Dataset records
---
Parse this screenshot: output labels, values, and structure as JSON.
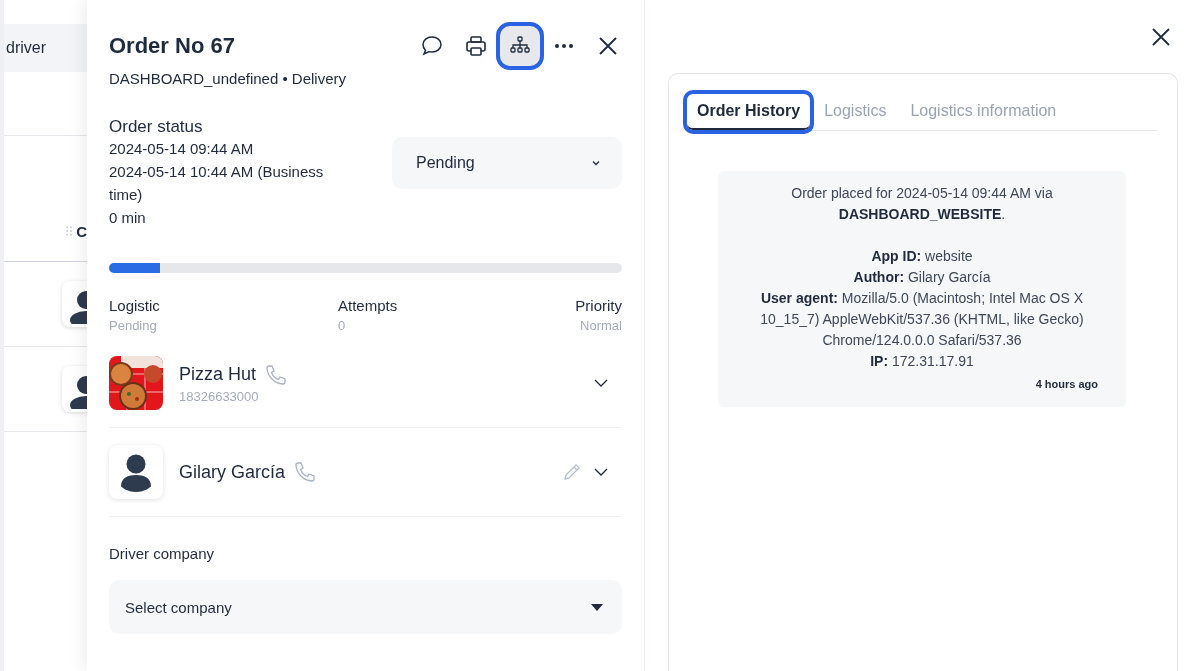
{
  "background": {
    "header_fragment": "driver",
    "column_fragment": "C"
  },
  "order": {
    "title": "Order No 67",
    "subtitle": "DASHBOARD_undefined • Delivery",
    "toolbar": [
      {
        "kind": "chat",
        "highlighted": false
      },
      {
        "kind": "print",
        "highlighted": false
      },
      {
        "kind": "hierarchy",
        "highlighted": true
      },
      {
        "kind": "more",
        "highlighted": false
      },
      {
        "kind": "close",
        "highlighted": false
      }
    ],
    "status": {
      "heading": "Order status",
      "lines": [
        "2024-05-14 09:44 AM",
        "2024-05-14 10:44 AM (Business time)",
        "0 min"
      ],
      "select": "Pending",
      "level": 0.1
    },
    "stats": [
      {
        "label": "Logistic",
        "value": "Pending"
      },
      {
        "label": "Attempts",
        "value": "0"
      },
      {
        "label": "Priority",
        "value": "Normal"
      }
    ],
    "contacts": [
      {
        "kind": "store",
        "name": "Pizza Hut",
        "phone": "18326633000",
        "editable": false
      },
      {
        "kind": "person",
        "name": "Gilary García",
        "editable": true
      }
    ],
    "driver_company": {
      "label": "Driver company",
      "placeholder": "Select company"
    }
  },
  "history": {
    "tabs": [
      {
        "label": "Order History",
        "selected": true,
        "highlighted": true
      },
      {
        "label": "Logistics",
        "selected": false,
        "highlighted": false
      },
      {
        "label": "Logistics information",
        "selected": false,
        "highlighted": false
      }
    ],
    "entry": {
      "summary": "Order placed for 2024-05-14 09:44 AM via **DASHBOARD_WEBSITE**.",
      "details": [
        "**App ID:** website",
        "**Author:** Gilary García",
        "**User agent:** Mozilla/5.0 (Macintosh; Intel Mac OS X 10_15_7) AppleWebKit/537.36 (KHTML, like Gecko) Chrome/124.0.0.0 Safari/537.36",
        "**IP:** 172.31.17.91"
      ],
      "time": "4 hours ago"
    }
  }
}
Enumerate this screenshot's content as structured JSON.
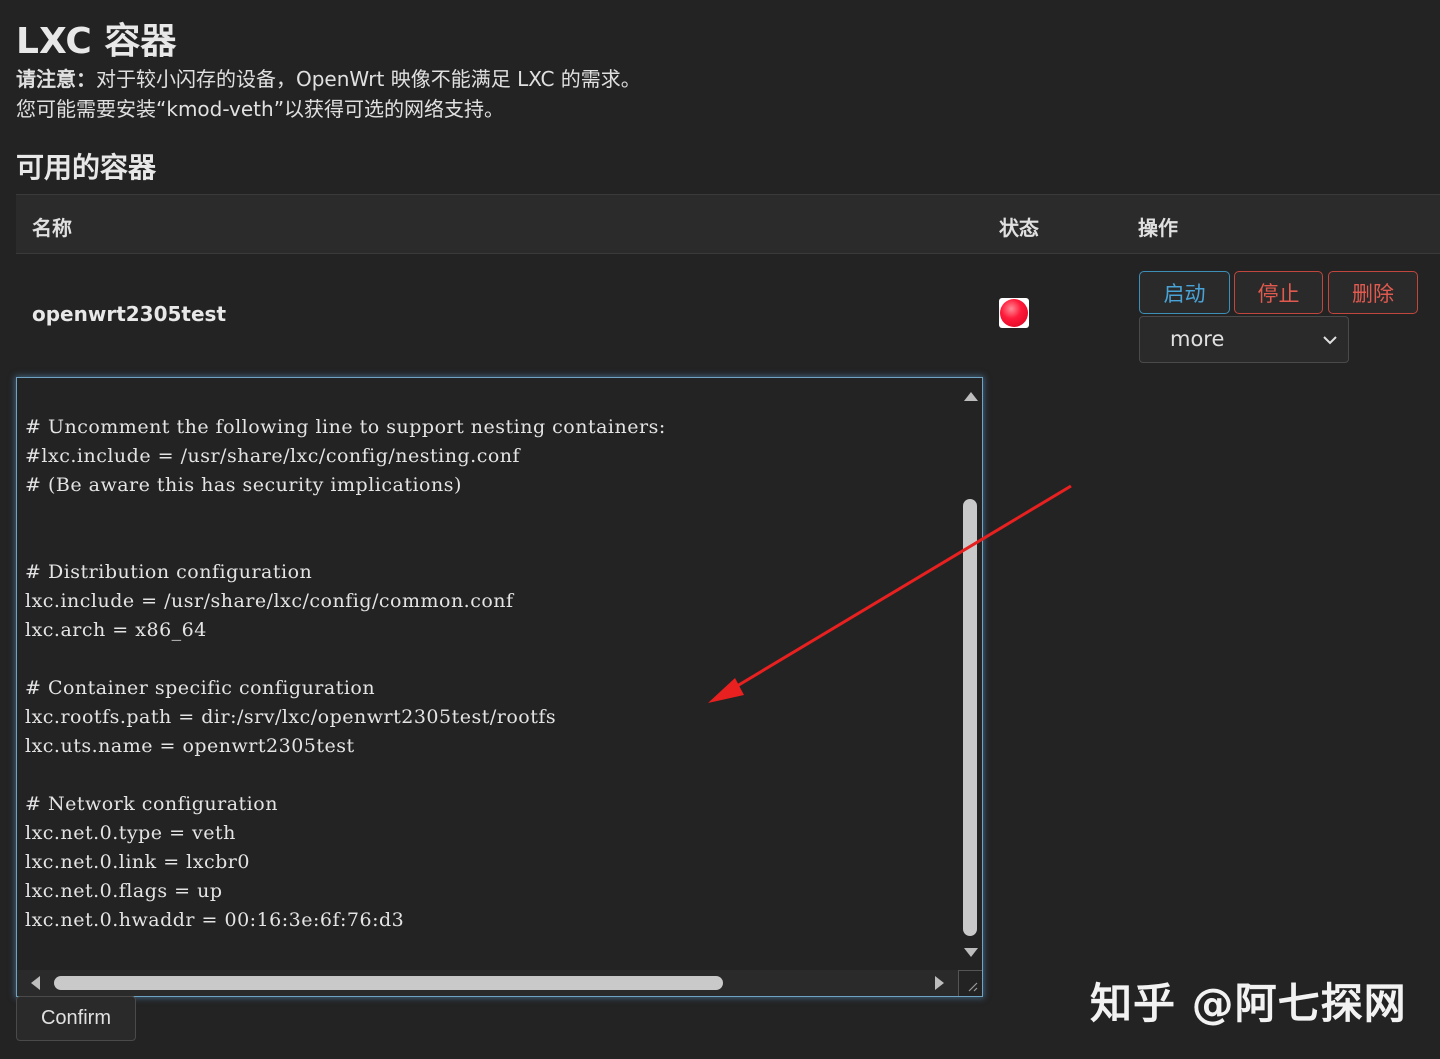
---
# Work instructions
Work out how many lines above contain the word "kind". Give only the number.

# Written solution
7